_Extracted records:_
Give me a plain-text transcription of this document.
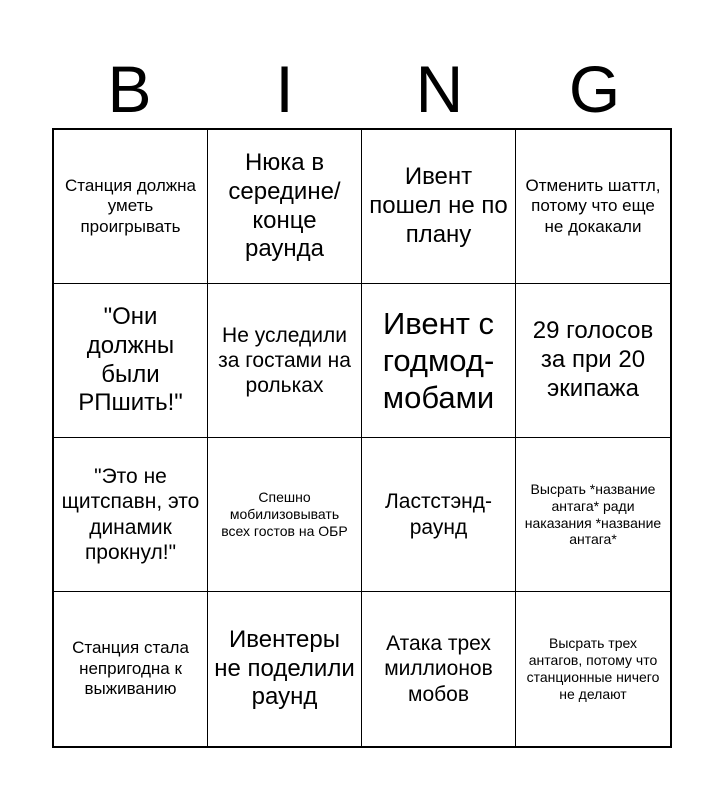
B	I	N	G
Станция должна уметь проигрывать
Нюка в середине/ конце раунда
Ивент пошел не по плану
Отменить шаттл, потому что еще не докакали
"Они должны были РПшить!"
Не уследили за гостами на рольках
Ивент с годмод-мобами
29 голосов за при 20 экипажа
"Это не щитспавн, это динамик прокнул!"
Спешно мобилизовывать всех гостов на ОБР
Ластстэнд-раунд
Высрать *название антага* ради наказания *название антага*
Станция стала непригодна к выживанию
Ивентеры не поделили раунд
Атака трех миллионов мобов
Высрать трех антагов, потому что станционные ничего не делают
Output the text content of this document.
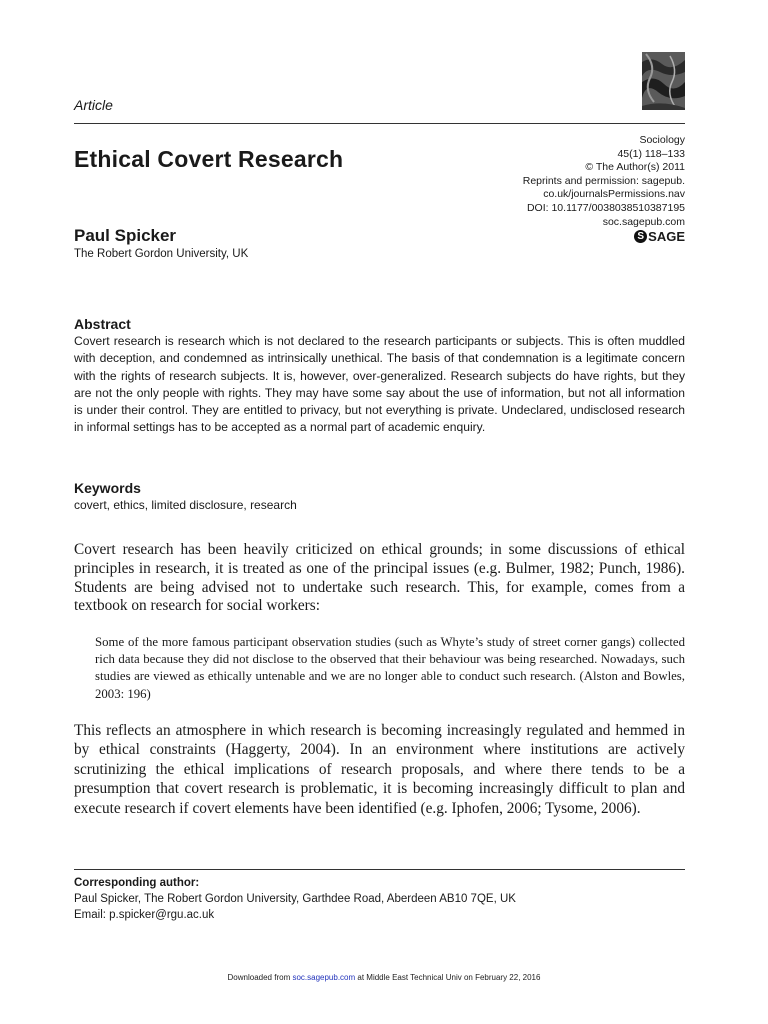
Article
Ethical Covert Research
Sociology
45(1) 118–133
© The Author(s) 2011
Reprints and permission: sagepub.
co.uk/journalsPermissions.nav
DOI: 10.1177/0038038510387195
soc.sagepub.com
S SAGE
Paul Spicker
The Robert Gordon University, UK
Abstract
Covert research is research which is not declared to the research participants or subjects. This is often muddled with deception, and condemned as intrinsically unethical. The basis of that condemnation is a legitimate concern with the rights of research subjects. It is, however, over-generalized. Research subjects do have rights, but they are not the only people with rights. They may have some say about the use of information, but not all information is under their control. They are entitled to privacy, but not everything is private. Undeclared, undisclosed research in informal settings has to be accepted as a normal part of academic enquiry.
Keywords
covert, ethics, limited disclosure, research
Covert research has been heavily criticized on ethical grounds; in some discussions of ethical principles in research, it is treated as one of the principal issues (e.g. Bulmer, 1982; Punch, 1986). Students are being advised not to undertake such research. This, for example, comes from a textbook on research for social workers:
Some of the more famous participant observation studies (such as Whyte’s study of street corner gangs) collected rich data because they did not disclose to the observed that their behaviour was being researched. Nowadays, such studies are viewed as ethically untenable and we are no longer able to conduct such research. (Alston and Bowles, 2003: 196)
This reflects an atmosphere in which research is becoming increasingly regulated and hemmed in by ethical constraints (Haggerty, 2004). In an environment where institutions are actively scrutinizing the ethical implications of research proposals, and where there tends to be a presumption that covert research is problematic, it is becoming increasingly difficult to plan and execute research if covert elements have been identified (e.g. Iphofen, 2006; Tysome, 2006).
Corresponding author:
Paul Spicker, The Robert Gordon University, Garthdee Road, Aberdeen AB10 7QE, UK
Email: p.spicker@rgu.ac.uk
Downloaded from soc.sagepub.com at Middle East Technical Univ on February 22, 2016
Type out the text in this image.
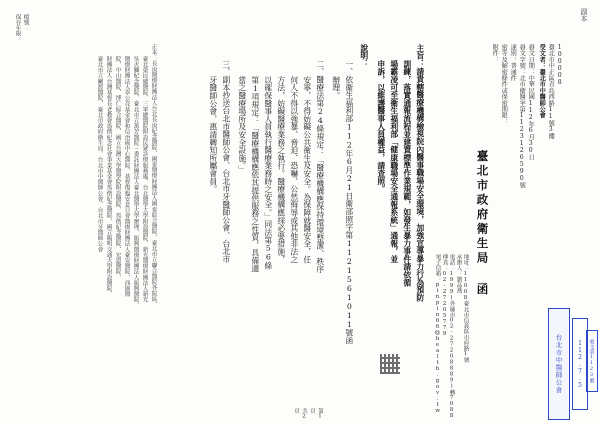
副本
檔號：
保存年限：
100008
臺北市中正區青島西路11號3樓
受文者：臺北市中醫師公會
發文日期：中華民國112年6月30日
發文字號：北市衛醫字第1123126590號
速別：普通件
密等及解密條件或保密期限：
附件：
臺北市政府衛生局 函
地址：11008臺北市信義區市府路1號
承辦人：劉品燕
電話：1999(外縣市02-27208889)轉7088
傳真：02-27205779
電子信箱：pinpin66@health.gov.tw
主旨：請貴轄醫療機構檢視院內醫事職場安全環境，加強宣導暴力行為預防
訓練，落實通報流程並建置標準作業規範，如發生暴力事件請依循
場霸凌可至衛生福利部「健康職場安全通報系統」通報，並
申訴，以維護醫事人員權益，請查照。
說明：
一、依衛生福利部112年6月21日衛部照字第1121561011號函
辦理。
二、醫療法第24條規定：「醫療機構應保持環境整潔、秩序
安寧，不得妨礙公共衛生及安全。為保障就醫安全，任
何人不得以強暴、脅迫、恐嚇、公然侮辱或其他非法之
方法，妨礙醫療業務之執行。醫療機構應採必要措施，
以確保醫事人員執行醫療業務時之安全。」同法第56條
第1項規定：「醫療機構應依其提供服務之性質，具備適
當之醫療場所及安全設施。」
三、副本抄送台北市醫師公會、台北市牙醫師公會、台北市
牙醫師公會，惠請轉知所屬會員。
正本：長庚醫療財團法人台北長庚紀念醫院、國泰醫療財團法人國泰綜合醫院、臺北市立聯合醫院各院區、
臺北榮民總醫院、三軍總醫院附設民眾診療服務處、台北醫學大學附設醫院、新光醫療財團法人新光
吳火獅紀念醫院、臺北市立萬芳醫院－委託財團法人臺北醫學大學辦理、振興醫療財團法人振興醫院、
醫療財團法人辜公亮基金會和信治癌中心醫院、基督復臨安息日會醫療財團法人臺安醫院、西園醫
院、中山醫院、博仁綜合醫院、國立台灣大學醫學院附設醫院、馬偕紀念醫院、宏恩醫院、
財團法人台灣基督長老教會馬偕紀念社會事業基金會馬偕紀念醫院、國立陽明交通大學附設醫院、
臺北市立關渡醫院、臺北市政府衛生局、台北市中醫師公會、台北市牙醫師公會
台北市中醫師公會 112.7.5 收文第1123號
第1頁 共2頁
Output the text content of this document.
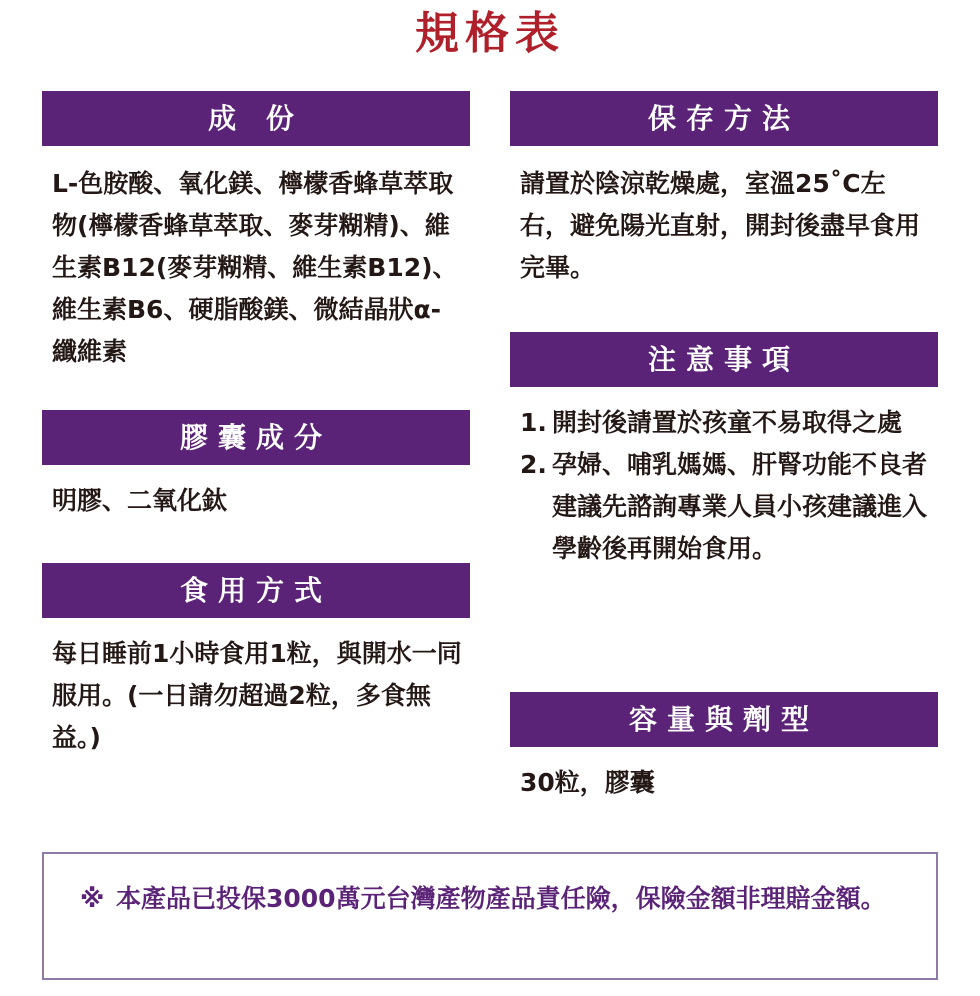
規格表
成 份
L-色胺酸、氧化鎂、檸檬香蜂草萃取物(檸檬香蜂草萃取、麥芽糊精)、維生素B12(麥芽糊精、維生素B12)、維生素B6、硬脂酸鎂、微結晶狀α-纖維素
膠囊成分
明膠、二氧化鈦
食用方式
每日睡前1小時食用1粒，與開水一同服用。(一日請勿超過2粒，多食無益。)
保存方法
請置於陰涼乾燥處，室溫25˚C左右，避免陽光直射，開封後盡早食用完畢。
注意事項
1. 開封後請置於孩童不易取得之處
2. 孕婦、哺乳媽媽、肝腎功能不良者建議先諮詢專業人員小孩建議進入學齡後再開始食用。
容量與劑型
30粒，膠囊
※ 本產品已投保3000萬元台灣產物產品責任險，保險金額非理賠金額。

_AIM OF THE TASK:_
Each line in the data that holds the string "трех" should be found and copied.

_RESPONSE TO THIS TASK:_
Атака трех миллионов мобов
Высрать трех антагов, потому что станционные ничего не делают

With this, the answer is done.